PROVIDED ENTRIES =>
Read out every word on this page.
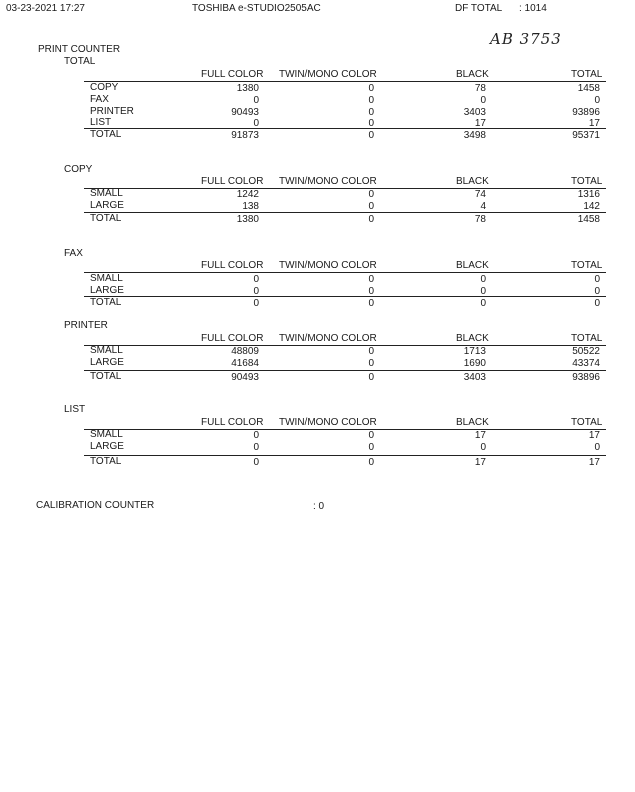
03-23-2021 17:27	TOSHIBA e-STUDIO2505AC	DF TOTAL : 1014
AB 3753
PRINT COUNTER
TOTAL
FULL COLOR TWIN/MONO COLOR	BLACK	TOTAL
COPY	1380	0	78	1458
FAX	0	0	0	0
PRINTER	90493	0	3403	93896
LIST	0	0	17	17
TOTAL	91873	0	3498	95371
COPY
FULL COLOR TWIN/MONO COLOR	BLACK	TOTAL
SMALL	1242	0	74	1316
LARGE	138	0	4	142
TOTAL	1380	0	78	1458
FAX
FULL COLOR TWIN/MONO COLOR	BLACK	TOTAL
SMALL	0	0	0	0
LARGE	0	0	0	0
TOTAL	0	0	0	0
PRINTER
FULL COLOR TWIN/MONO COLOR	BLACK	TOTAL
SMALL	48809	0	1713	50522
LARGE	41684	0	1690	43374
TOTAL	90493	0	3403	93896
LIST
FULL COLOR TWIN/MONO COLOR	BLACK	TOTAL
SMALL	0	0	17	17
LARGE	0	0	0	0
TOTAL	0	0	17	17
CALIBRATION COUNTER	: 0
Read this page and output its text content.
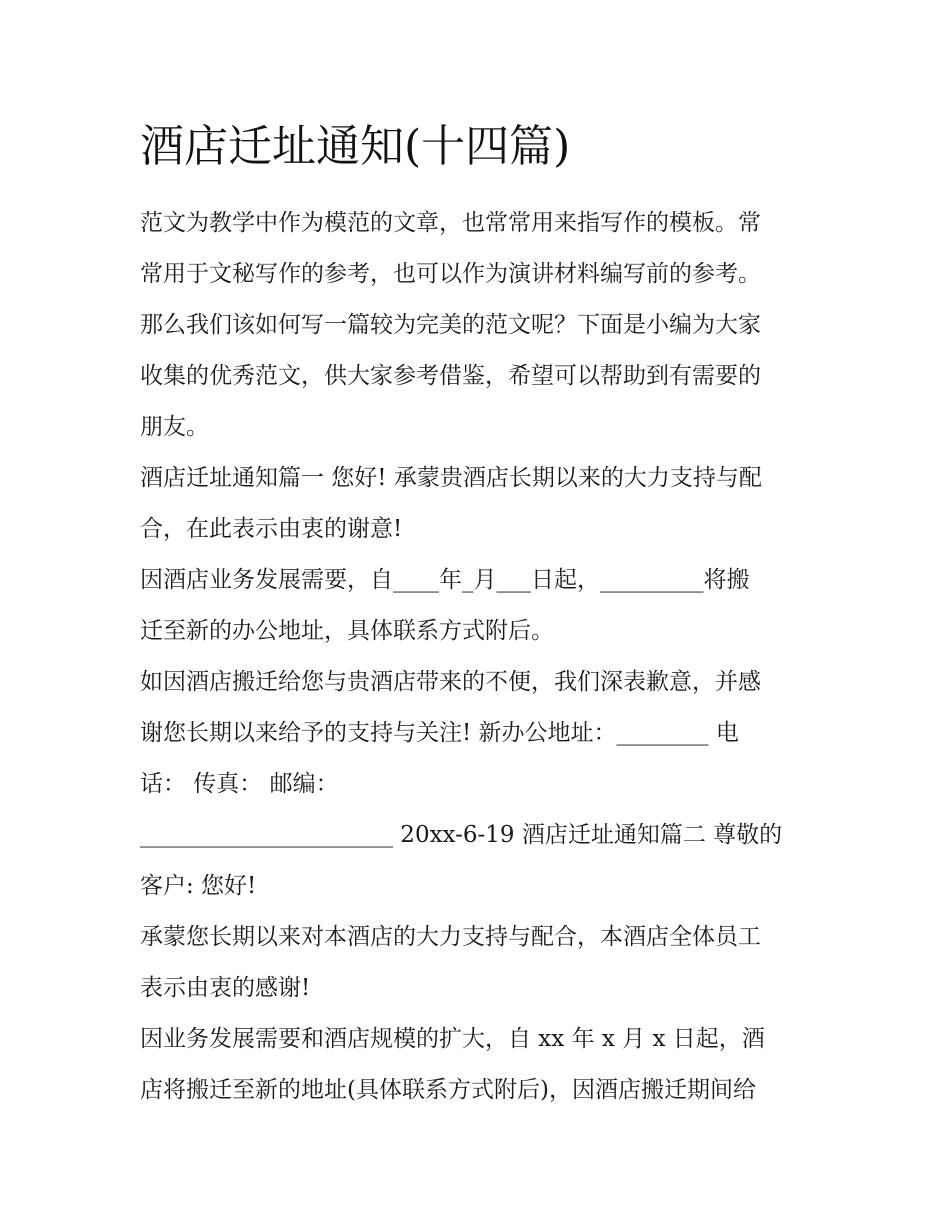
酒店迁址通知(十四篇)

范文为教学中作为模范的文章，也常常用来指写作的模板。常
常用于文秘写作的参考，也可以作为演讲材料编写前的参考。
那么我们该如何写一篇较为完美的范文呢？下面是小编为大家
收集的优秀范文，供大家参考借鉴，希望可以帮助到有需要的
朋友。

酒店迁址通知篇一 您好! 承蒙贵酒店长期以来的大力支持与配
合，在此表示由衷的谢意!

因酒店业务发展需要，自____年_月___日起，_________将搬
迁至新的办公地址，具体联系方式附后。

如因酒店搬迁给您与贵酒店带来的不便，我们深表歉意，并感
谢您长期以来给予的支持与关注! 新办公地址：________ 电
话： 传真： 邮编：

______________________ 20xx-6-19 酒店迁址通知篇二 尊敬的
客户: 您好!

承蒙您长期以来对本酒店的大力支持与配合，本酒店全体员工
表示由衷的感谢!

因业务发展需要和酒店规模的扩大，自 xx 年 x 月 x 日起，酒
店将搬迁至新的地址(具体联系方式附后)，因酒店搬迁期间给
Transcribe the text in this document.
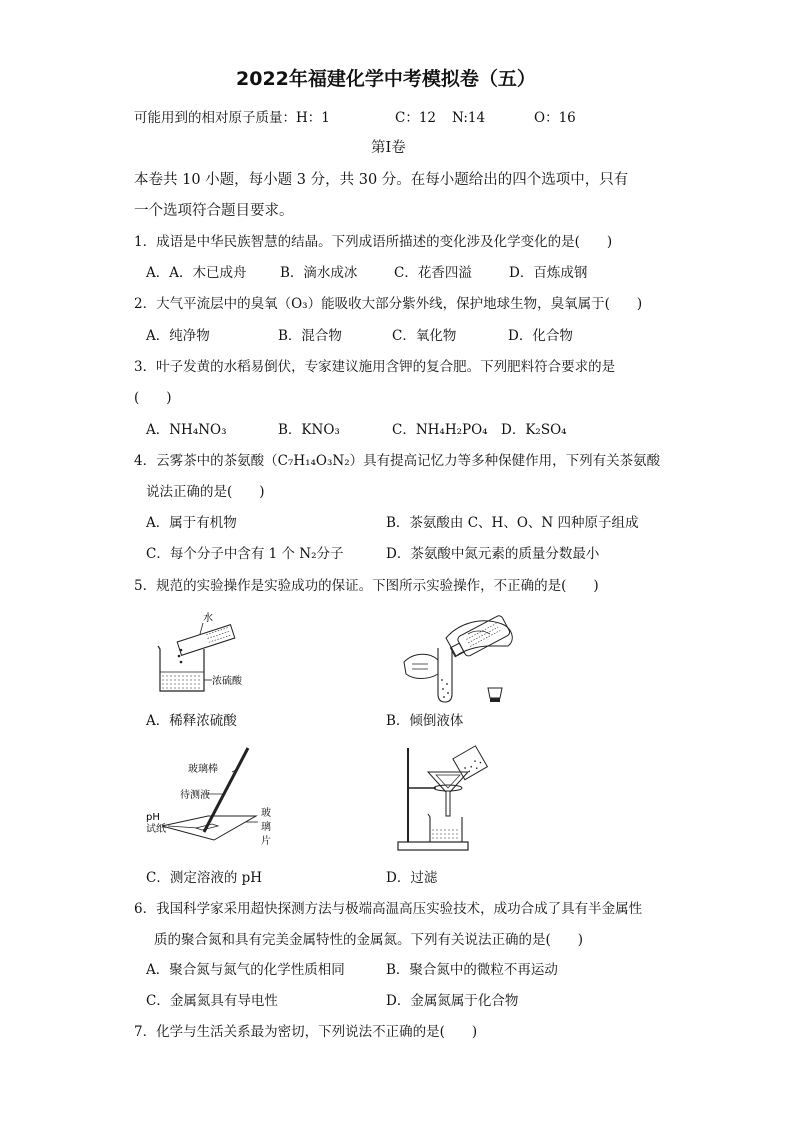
2022年福建化学中考模拟卷（五）
可能用到的相对原子质量：H：1	C：12 N:14	O：16
第Ⅰ卷
本卷共 10 小题，每小题 3 分，共 30 分。在每小题给出的四个选项中，只有
一个选项符合题目要求。
1．成语是中华民族智慧的结晶。下列成语所描述的变化涉及化学变化的是(　　)
A．A．木已成舟 B．滴水成冰	C．花香四溢	D．百炼成钢
2．大气平流层中的臭氧（O₃）能吸收大部分紫外线，保护地球生物，臭氧属于(　　)
A．纯净物	B．混合物	C．氧化物	D．化合物
3．叶子发黄的水稻易倒伏，专家建议施用含钾的复合肥。下列肥料符合要求的是
(　　)
A．NH₄NO₃	B．KNO₃	C．NH₄H₂PO₄ D．K₂SO₄
4．云雾茶中的茶氨酸（C₇H₁₄O₃N₂）具有提高记忆力等多种保健作用，下列有关茶氨酸
说法正确的是(　　)
A．属于有机物	B．茶氨酸由 C、H、O、N 四种原子组成
C．每个分子中含有 1 个 N₂分子	D．茶氨酸中氮元素的质量分数最小
5．规范的实验操作是实验成功的保证。下图所示实验操作，不正确的是(　　)
水
浓硫酸
A．稀释浓硫酸	B．倾倒液体
玻璃棒
待测液
pH
试纸
玻
璃
片
C．测定溶液的 pH	D．过滤
6．我国科学家采用超快探测方法与极端高温高压实验技术，成功合成了具有半金属性
质的聚合氮和具有完美金属特性的金属氮。下列有关说法正确的是(　　)
A．聚合氮与氮气的化学性质相同	B．聚合氮中的微粒不再运动
C．金属氮具有导电性	D．金属氮属于化合物
7．化学与生活关系最为密切，下列说法不正确的是(　　)
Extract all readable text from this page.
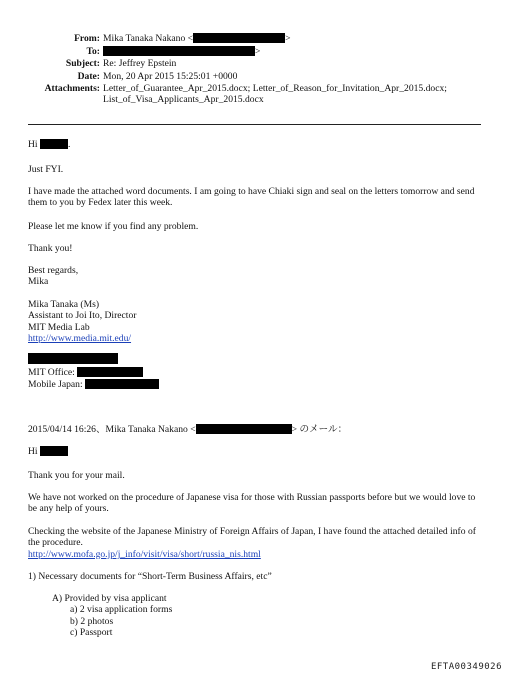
From: Mika Tanaka Nakano <	>
To:	>
Subject: Re: Jeffrey Epstein
Date: Mon, 20 Apr 2015 15:25:01 +0000
Attachments: Letter_of_Guarantee_Apr_2015.docx; Letter_of_Reason_for_Invitation_Apr_2015.docx;
List_of_Visa_Applicants_Apr_2015.docx
Hi	.

Just FYI.

I have made the attached word documents. I am going to have Chiaki sign and seal on the letters tomorrow and send them to you by Fedex later this week.

Please let me know if you find any problem.

Thank you!

Best regards,
Mika
Mika Tanaka (Ms)
Assistant to Joi Ito, Director
MIT Media Lab
http://www.media.mit.edu/
MIT Office:
Mobile Japan:
2015/04/14 16:26、Mika Tanaka Nakano <	> のメール：
Hi

Thank you for your mail.

We have not worked on the procedure of Japanese visa for those with Russian passports before but we would love to be any help of yours.

Checking the website of the Japanese Ministry of Foreign Affairs of Japan, I have found the attached detailed info of the procedure.

http://www.mofa.go.jp/j_info/visit/visa/short/russia_nis.html

1) Necessary documents for “Short-Term Business Affairs, etc”

A) Provided by visa applicant
a) 2 visa application forms
b) 2 photos
c) Passport
EFTA00349026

PROBLEM STATEMENT => Transcribe the full listing character for character. Pictures are excluded.

PROBLEM SOLUTION =>
Read out every word on this page.
03-23-2021 17:27	TOSHIBA e-STUDIO2505AC	DF TOTAL : 1014
AB 3753
PRINT COUNTER
TOTAL
FULL COLOR TWIN/MONO COLOR	BLACK	TOTAL
COPY	1380	0	78	1458
FAX	0	0	0	0
PRINTER	90493	0	3403	93896
LIST	0	0	17	17
TOTAL	91873	0	3498	95371
COPY
FULL COLOR TWIN/MONO COLOR	BLACK	TOTAL
SMALL	1242	0	74	1316
LARGE	138	0	4	142
TOTAL	1380	0	78	1458
FAX
FULL COLOR TWIN/MONO COLOR	BLACK	TOTAL
SMALL	0	0	0	0
LARGE	0	0	0	0
TOTAL	0	0	0	0
PRINTER
FULL COLOR TWIN/MONO COLOR	BLACK	TOTAL
SMALL	48809	0	1713	50522
LARGE	41684	0	1690	43374
TOTAL	90493	0	3403	93896
LIST
FULL COLOR TWIN/MONO COLOR	BLACK	TOTAL
SMALL	0	0	17	17
LARGE	0	0	0	0
TOTAL	0	0	17	17
CALIBRATION COUNTER	: 0
Read this page and output its text content.
酒店迁址通知(十四篇)

范文为教学中作为模范的文章，也常常用来指写作的模板。常
常用于文秘写作的参考，也可以作为演讲材料编写前的参考。
那么我们该如何写一篇较为完美的范文呢？下面是小编为大家
收集的优秀范文，供大家参考借鉴，希望可以帮助到有需要的
朋友。

酒店迁址通知篇一 您好! 承蒙贵酒店长期以来的大力支持与配
合，在此表示由衷的谢意!

因酒店业务发展需要，自____年_月___日起，_________将搬
迁至新的办公地址，具体联系方式附后。

如因酒店搬迁给您与贵酒店带来的不便，我们深表歉意，并感
谢您长期以来给予的支持与关注! 新办公地址：________ 电
话： 传真： 邮编：

______________________ 20xx-6-19 酒店迁址通知篇二 尊敬的
客户: 您好!

承蒙您长期以来对本酒店的大力支持与配合，本酒店全体员工
表示由衷的感谢!

因业务发展需要和酒店规模的扩大，自 xx 年 x 月 x 日起，酒
店将搬迁至新的地址(具体联系方式附后)，因酒店搬迁期间给
Transcribe the text in this document.
2022年福建化学中考模拟卷（五）
可能用到的相对原子质量：H：1	C：12 N:14	O：16
第Ⅰ卷
本卷共 10 小题，每小题 3 分，共 30 分。在每小题给出的四个选项中，只有
一个选项符合题目要求。
1．成语是中华民族智慧的结晶。下列成语所描述的变化涉及化学变化的是(　　)
A．A．木已成舟 B．滴水成冰	C．花香四溢	D．百炼成钢
2．大气平流层中的臭氧（O₃）能吸收大部分紫外线，保护地球生物，臭氧属于(　　)
A．纯净物	B．混合物	C．氧化物	D．化合物
3．叶子发黄的水稻易倒伏，专家建议施用含钾的复合肥。下列肥料符合要求的是
(　　)
A．NH₄NO₃	B．KNO₃	C．NH₄H₂PO₄ D．K₂SO₄
4．云雾茶中的茶氨酸（C₇H₁₄O₃N₂）具有提高记忆力等多种保健作用，下列有关茶氨酸
说法正确的是(　　)
A．属于有机物	B．茶氨酸由 C、H、O、N 四种原子组成
C．每个分子中含有 1 个 N₂分子	D．茶氨酸中氮元素的质量分数最小
5．规范的实验操作是实验成功的保证。下图所示实验操作，不正确的是(　　)
水
浓硫酸
A．稀释浓硫酸	B．倾倒液体
玻璃棒
待测液
pH
试纸
玻
璃
片
C．测定溶液的 pH	D．过滤
6．我国科学家采用超快探测方法与极端高温高压实验技术，成功合成了具有半金属性
质的聚合氮和具有完美金属特性的金属氮。下列有关说法正确的是(　　)
A．聚合氮与氮气的化学性质相同	B．聚合氮中的微粒不再运动
C．金属氮具有导电性	D．金属氮属于化合物
7．化学与生活关系最为密切，下列说法不正确的是(　　)
Extract all readable text from this page.
From: Mika Tanaka Nakano <	>
To:	>
Subject: Re: Jeffrey Epstein
Date: Mon, 20 Apr 2015 15:25:01 +0000
Attachments: Letter_of_Guarantee_Apr_2015.docx; Letter_of_Reason_for_Invitation_Apr_2015.docx;
List_of_Visa_Applicants_Apr_2015.docx
Hi	.

Just FYI.

I have made the attached word documents. I am going to have Chiaki sign and seal on the letters tomorrow and send them to you by Fedex later this week.

Please let me know if you find any problem.

Thank you!

Best regards,
Mika
Mika Tanaka (Ms)
Assistant to Joi Ito, Director
MIT Media Lab
http://www.media.mit.edu/
MIT Office:
Mobile Japan:
2015/04/14 16:26、Mika Tanaka Nakano <	> のメール：
Hi

Thank you for your mail.

We have not worked on the procedure of Japanese visa for those with Russian passports before but we would love to be any help of yours.

Checking the website of the Japanese Ministry of Foreign Affairs of Japan, I have found the attached detailed info of the procedure.

http://www.mofa.go.jp/j_info/visit/visa/short/russia_nis.html

1) Necessary documents for “Short-Term Business Affairs, etc”

A) Provided by visa applicant
a) 2 visa application forms
b) 2 photos
c) Passport
EFTA00349026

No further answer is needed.